YOUR TASK: Copy every line of the listing exactly.

GIVEN ENTRIES:

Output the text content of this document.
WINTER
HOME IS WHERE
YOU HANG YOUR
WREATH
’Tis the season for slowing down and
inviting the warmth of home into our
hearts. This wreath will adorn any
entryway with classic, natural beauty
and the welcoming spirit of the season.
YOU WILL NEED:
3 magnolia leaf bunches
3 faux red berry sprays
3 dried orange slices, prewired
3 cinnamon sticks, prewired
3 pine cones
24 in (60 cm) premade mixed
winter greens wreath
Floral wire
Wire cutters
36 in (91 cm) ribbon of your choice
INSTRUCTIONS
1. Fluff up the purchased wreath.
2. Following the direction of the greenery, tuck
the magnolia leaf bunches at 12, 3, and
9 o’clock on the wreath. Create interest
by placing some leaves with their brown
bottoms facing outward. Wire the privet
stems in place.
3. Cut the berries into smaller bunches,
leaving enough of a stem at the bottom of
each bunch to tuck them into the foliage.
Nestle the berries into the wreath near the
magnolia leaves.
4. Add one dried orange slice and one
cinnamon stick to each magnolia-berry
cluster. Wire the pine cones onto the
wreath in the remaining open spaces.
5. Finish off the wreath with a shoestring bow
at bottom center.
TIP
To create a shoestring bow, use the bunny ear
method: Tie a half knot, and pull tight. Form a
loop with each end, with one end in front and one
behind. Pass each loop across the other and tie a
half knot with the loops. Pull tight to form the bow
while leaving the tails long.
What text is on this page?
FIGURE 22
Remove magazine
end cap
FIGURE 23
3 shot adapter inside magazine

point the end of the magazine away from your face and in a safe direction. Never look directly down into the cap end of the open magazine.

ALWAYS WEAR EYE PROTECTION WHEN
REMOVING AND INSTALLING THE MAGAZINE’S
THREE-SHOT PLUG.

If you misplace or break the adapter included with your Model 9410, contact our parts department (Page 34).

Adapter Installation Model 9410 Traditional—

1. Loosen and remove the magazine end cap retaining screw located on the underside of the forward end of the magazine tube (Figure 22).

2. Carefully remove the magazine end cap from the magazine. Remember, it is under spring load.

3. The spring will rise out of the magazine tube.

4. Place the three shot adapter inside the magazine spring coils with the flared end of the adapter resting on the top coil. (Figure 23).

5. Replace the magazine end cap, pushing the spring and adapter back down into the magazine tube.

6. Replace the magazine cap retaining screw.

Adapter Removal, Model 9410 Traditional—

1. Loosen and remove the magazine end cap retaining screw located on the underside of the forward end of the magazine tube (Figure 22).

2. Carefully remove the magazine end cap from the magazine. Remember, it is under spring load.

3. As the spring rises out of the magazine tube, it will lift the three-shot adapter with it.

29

OUTPUT FOR THIS EXERCISE:
Output the text content of this document.
WINTER
HOME IS WHERE
YOU HANG YOUR
WREATH
’Tis the season for slowing down and
inviting the warmth of home into our
hearts. This wreath will adorn any
entryway with classic, natural beauty
and the welcoming spirit of the season.
YOU WILL NEED:
3 magnolia leaf bunches
3 faux red berry sprays
3 dried orange slices, prewired
3 cinnamon sticks, prewired
3 pine cones
24 in (60 cm) premade mixed
winter greens wreath
Floral wire
Wire cutters
36 in (91 cm) ribbon of your choice
INSTRUCTIONS
1. Fluff up the purchased wreath.
2. Following the direction of the greenery, tuck
the magnolia leaf bunches at 12, 3, and
9 o’clock on the wreath. Create interest
by placing some leaves with their brown
bottoms facing outward. Wire the privet
stems in place.
3. Cut the berries into smaller bunches,
leaving enough of a stem at the bottom of
each bunch to tuck them into the foliage.
Nestle the berries into the wreath near the
magnolia leaves.
4. Add one dried orange slice and one
cinnamon stick to each magnolia-berry
cluster. Wire the pine cones onto the
wreath in the remaining open spaces.
5. Finish off the wreath with a shoestring bow
at bottom center.
TIP
To create a shoestring bow, use the bunny ear
method: Tie a half knot, and pull tight. Form a
loop with each end, with one end in front and one
behind. Pass each loop across the other and tie a
half knot with the loops. Pull tight to form the bow
while leaving the tails long.
What text is on this page?
FIGURE 22
Remove magazine
end cap
FIGURE 23
3 shot adapter inside magazine

point the end of the magazine away from your face and in a safe direction. Never look directly down into the cap end of the open magazine.

ALWAYS WEAR EYE PROTECTION WHEN
REMOVING AND INSTALLING THE MAGAZINE’S
THREE-SHOT PLUG.

If you misplace or break the adapter included with your Model 9410, contact our parts department (Page 34).

Adapter Installation Model 9410 Traditional—

1. Loosen and remove the magazine end cap retaining screw located on the underside of the forward end of the magazine tube (Figure 22).

2. Carefully remove the magazine end cap from the magazine. Remember, it is under spring load.

3. The spring will rise out of the magazine tube.

4. Place the three shot adapter inside the magazine spring coils with the flared end of the adapter resting on the top coil. (Figure 23).

5. Replace the magazine end cap, pushing the spring and adapter back down into the magazine tube.

6. Replace the magazine cap retaining screw.

Adapter Removal, Model 9410 Traditional—

1. Loosen and remove the magazine end cap retaining screw located on the underside of the forward end of the magazine tube (Figure 22).

2. Carefully remove the magazine end cap from the magazine. Remember, it is under spring load.

3. As the spring rises out of the magazine tube, it will lift the three-shot adapter with it.

29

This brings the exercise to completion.